--- Start ---

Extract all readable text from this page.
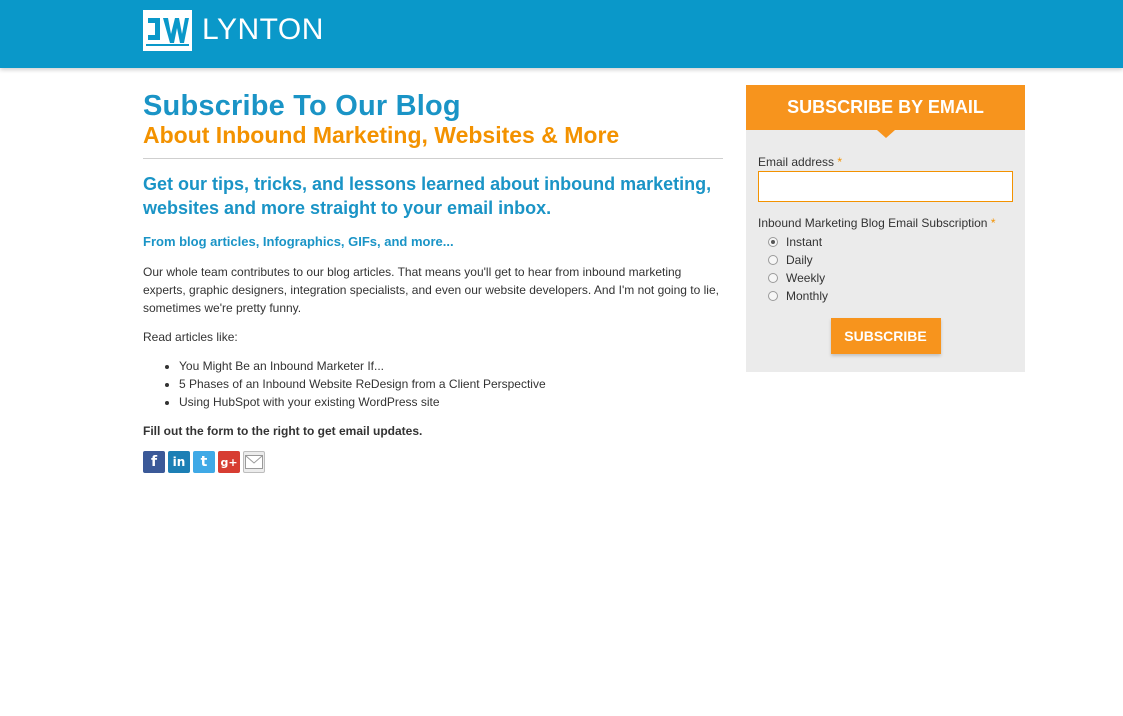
LYNTON
Subscribe To Our Blog
About Inbound Marketing, Websites & More

Get our tips, tricks, and lessons learned about inbound marketing, websites and more straight to your email inbox.

From blog articles, Infographics, GIFs, and more...

Our whole team contributes to our blog articles. That means you'll get to hear from inbound marketing experts, graphic designers, integration specialists, and even our website developers. And I'm not going to lie, sometimes we're pretty funny.

Read articles like:

• You Might Be an Inbound Marketer If...
• 5 Phases of an Inbound Website ReDesign from a Client Perspective
• Using HubSpot with your existing WordPress site

Fill out the form to the right to get email updates.

f	in	t	g+
SUBSCRIBE BY EMAIL
Email address *
Inbound Marketing Blog Email Subscription *
Instant
Daily
Weekly
Monthly
SUBSCRIBE
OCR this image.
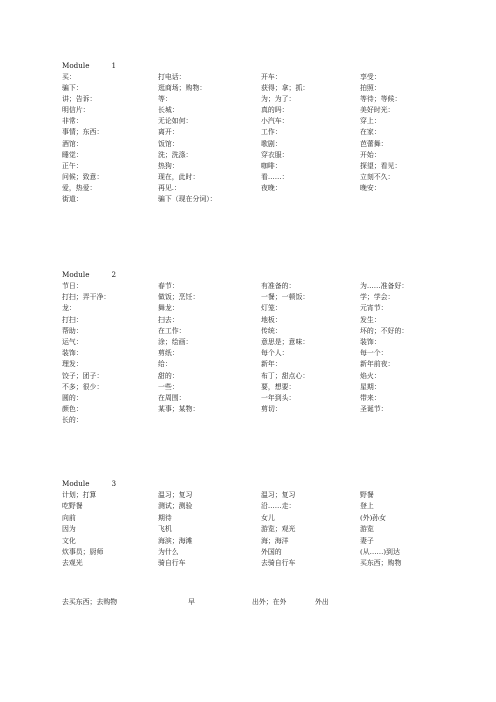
Module	1
买：	打电话：	开车：	享受：
骗下：	逛商场；购物：	获得；拿；抓：	拍照：
讲；告诉：	等：	为；为了：	等待；等候：
明信片：	长城：	真的吗：	美好时光：
非常：	无论如何：	小汽车：	穿上：
事情；东西：	离开：	工作：	在家：
酒馆：	饭馆：	歌剧：	芭蕾舞：
睡觉：	洗；洗涤：	穿衣服：	开始：
正午：	热狗：	咖啡：	探望；看见：
问候；致意：	现在，此时：	看……：	立刻不久：
爱，热爱：	再见.：	夜晚：	晚安：
街道：	骗下（现在分词）：
Module	2
节日：	春节：	有准备的：	为……准备好：
打扫；弄干净：	做饭；烹饪：	一餐；一顿饭：	学；学会：
龙：	舞龙：	灯笼：	元宵节：
打扫：	扫去：	地板：	发生：
帮助：	在工作：	传统：	坏的；不好的：
运气：	涂；绘画：	意思是；意味：	装饰：
装饰：	剪纸：	每个人：	每一个：
理发：	给：	新年：	新年前夜：
饺子；团子：	甜的：	布丁；甜点心：	焰火：
不多；很少：	一些：	要，想要：	星期：
圆的：	在周围：	一年到头：	带来：
颜色：	某事；某物：	剪切：	圣诞节：
长的：
Module	3
计划；打算	温习；复习	温习；复习	野餐
吃野餐	测试；测验	沿……走：	登上
向前	期待	女儿	(外)孙女
因为	飞机	游览；观光	游览
文化	海滨；海滩	海；海洋	妻子
炊事员；厨师	为什么	外国的	(从……)到达
去观光	骑自行车	去骑自行车	买东西；购物
去买东西；去购物	早	出外；在外	外出
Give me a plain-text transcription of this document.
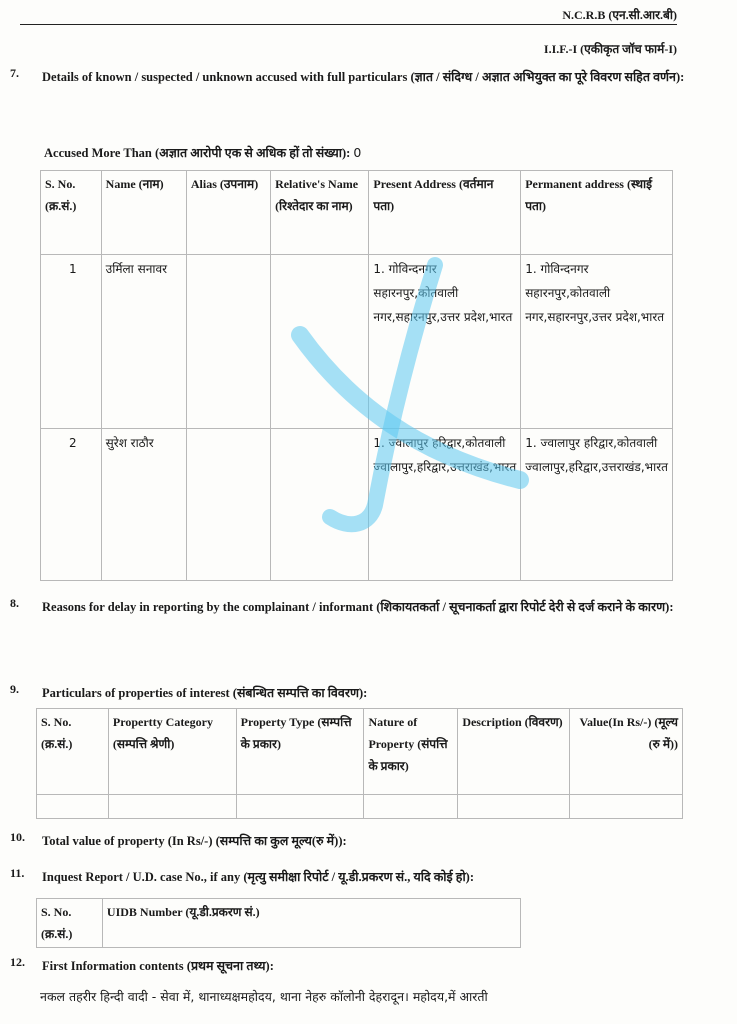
N.C.R.B (एन.सी.आर.बी)
I.I.F.-I (एकीकृत जॉच फार्म-I)
7. Details of known / suspected / unknown accused with full particulars (ज्ञात / संदिग्ध / अज्ञात अभियुक्त का पूरे विवरण सहित वर्णन):
Accused More Than (अज्ञात आरोपी एक से अधिक हों तो संख्या): 0
S. No. (क्र.सं.)	Name (नाम)	Alias (उपनाम)	Relative's Name (रिश्तेदार का नाम)	Present Address (वर्तमान पता)	Permanent address (स्थाई पता)
1	उर्मिला सनावर			1. गोविन्दनगर सहारनपुर,कोतवाली नगर,सहारनपुर,उत्तर प्रदेश,भारत	1. गोविन्दनगर सहारनपुर,कोतवाली नगर,सहारनपुर,उत्तर प्रदेश,भारत
2	सुरेश राठौर			1. ज्वालापुर हरिद्वार,कोतवाली ज्वालापुर,हरिद्वार,उत्तराखंड,भारत	1. ज्वालापुर हरिद्वार,कोतवाली ज्वालापुर,हरिद्वार,उत्तराखंड,भारत
8. Reasons for delay in reporting by the complainant / informant (शिकायतकर्ता / सूचनाकर्ता द्वारा रिपोर्ट देरी से दर्ज कराने के कारण):
9. Particulars of properties of interest (संबन्धित सम्पत्ति का विवरण):
S. No. (क्र.सं.)	Propertty Category (सम्पत्ति श्रेणी)	Property Type (सम्पत्ति के प्रकार)	Nature of Property (संपत्ति के प्रकार)	Description (विवरण)	Value(In Rs/-) (मूल्य (रु में))

10. Total value of property (In Rs/-) (सम्पत्ति का कुल मूल्य(रु में)):
11. Inquest Report / U.D. case No., if any (मृत्यु समीक्षा रिपोर्ट / यू.डी.प्रकरण सं., यदि कोई हो):
S. No. (क्र.सं.)	UIDB Number (यू.डी.प्रकरण सं.)
12. First Information contents (प्रथम सूचना तथ्य):
नकल तहरीर हिन्दी वादी - सेवा में, थानाध्यक्षमहोदय, थाना नेहरु कॉलोनी देहरादून। महोदय,में आरती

--- End ---

Task details:
Reproduce each line word for word and drop the pictures.

Written response:
Extract all readable text from this page.
LYNTON
Subscribe To Our Blog
About Inbound Marketing, Websites & More

Get our tips, tricks, and lessons learned about inbound marketing, websites and more straight to your email inbox.

From blog articles, Infographics, GIFs, and more...

Our whole team contributes to our blog articles. That means you'll get to hear from inbound marketing experts, graphic designers, integration specialists, and even our website developers. And I'm not going to lie, sometimes we're pretty funny.

Read articles like:

• You Might Be an Inbound Marketer If...
• 5 Phases of an Inbound Website ReDesign from a Client Perspective
• Using HubSpot with your existing WordPress site

Fill out the form to the right to get email updates.

f	in	t	g+
SUBSCRIBE BY EMAIL
Email address *
Inbound Marketing Blog Email Subscription *
Instant
Daily
Weekly
Monthly
SUBSCRIBE
OCR this image.
Module	1
买：	打电话：	开车：	享受：
骗下：	逛商场；购物：	获得；拿；抓：	拍照：
讲；告诉：	等：	为；为了：	等待；等候：
明信片：	长城：	真的吗：	美好时光：
非常：	无论如何：	小汽车：	穿上：
事情；东西：	离开：	工作：	在家：
酒馆：	饭馆：	歌剧：	芭蕾舞：
睡觉：	洗；洗涤：	穿衣服：	开始：
正午：	热狗：	咖啡：	探望；看见：
问候；致意：	现在，此时：	看……：	立刻不久：
爱，热爱：	再见.：	夜晚：	晚安：
街道：	骗下（现在分词）：
Module	2
节日：	春节：	有准备的：	为……准备好：
打扫；弄干净：	做饭；烹饪：	一餐；一顿饭：	学；学会：
龙：	舞龙：	灯笼：	元宵节：
打扫：	扫去：	地板：	发生：
帮助：	在工作：	传统：	坏的；不好的：
运气：	涂；绘画：	意思是；意味：	装饰：
装饰：	剪纸：	每个人：	每一个：
理发：	给：	新年：	新年前夜：
饺子；团子：	甜的：	布丁；甜点心：	焰火：
不多；很少：	一些：	要，想要：	星期：
圆的：	在周围：	一年到头：	带来：
颜色：	某事；某物：	剪切：	圣诞节：
长的：
Module	3
计划；打算	温习；复习	温习；复习	野餐
吃野餐	测试；测验	沿……走：	登上
向前	期待	女儿	(外)孙女
因为	飞机	游览；观光	游览
文化	海滨；海滩	海；海洋	妻子
炊事员；厨师	为什么	外国的	(从……)到达
去观光	骑自行车	去骑自行车	买东西；购物
去买东西；去购物	早	出外；在外	外出
Give me a plain-text transcription of this document.
N.C.R.B (एन.सी.आर.बी)
I.I.F.-I (एकीकृत जॉच फार्म-I)
7. Details of known / suspected / unknown accused with full particulars (ज्ञात / संदिग्ध / अज्ञात अभियुक्त का पूरे विवरण सहित वर्णन):
Accused More Than (अज्ञात आरोपी एक से अधिक हों तो संख्या): 0
S. No. (क्र.सं.)	Name (नाम)	Alias (उपनाम)	Relative's Name (रिश्तेदार का नाम)	Present Address (वर्तमान पता)	Permanent address (स्थाई पता)
1	उर्मिला सनावर			1. गोविन्दनगर सहारनपुर,कोतवाली नगर,सहारनपुर,उत्तर प्रदेश,भारत	1. गोविन्दनगर सहारनपुर,कोतवाली नगर,सहारनपुर,उत्तर प्रदेश,भारत
2	सुरेश राठौर			1. ज्वालापुर हरिद्वार,कोतवाली ज्वालापुर,हरिद्वार,उत्तराखंड,भारत	1. ज्वालापुर हरिद्वार,कोतवाली ज्वालापुर,हरिद्वार,उत्तराखंड,भारत
8. Reasons for delay in reporting by the complainant / informant (शिकायतकर्ता / सूचनाकर्ता द्वारा रिपोर्ट देरी से दर्ज कराने के कारण):
9. Particulars of properties of interest (संबन्धित सम्पत्ति का विवरण):
S. No. (क्र.सं.)	Propertty Category (सम्पत्ति श्रेणी)	Property Type (सम्पत्ति के प्रकार)	Nature of Property (संपत्ति के प्रकार)	Description (विवरण)	Value(In Rs/-) (मूल्य (रु में))

10. Total value of property (In Rs/-) (सम्पत्ति का कुल मूल्य(रु में)):
11. Inquest Report / U.D. case No., if any (मृत्यु समीक्षा रिपोर्ट / यू.डी.प्रकरण सं., यदि कोई हो):
S. No. (क्र.सं.)	UIDB Number (यू.डी.प्रकरण सं.)
12. First Information contents (प्रथम सूचना तथ्य):
नकल तहरीर हिन्दी वादी - सेवा में, थानाध्यक्षमहोदय, थाना नेहरु कॉलोनी देहरादून। महोदय,में आरती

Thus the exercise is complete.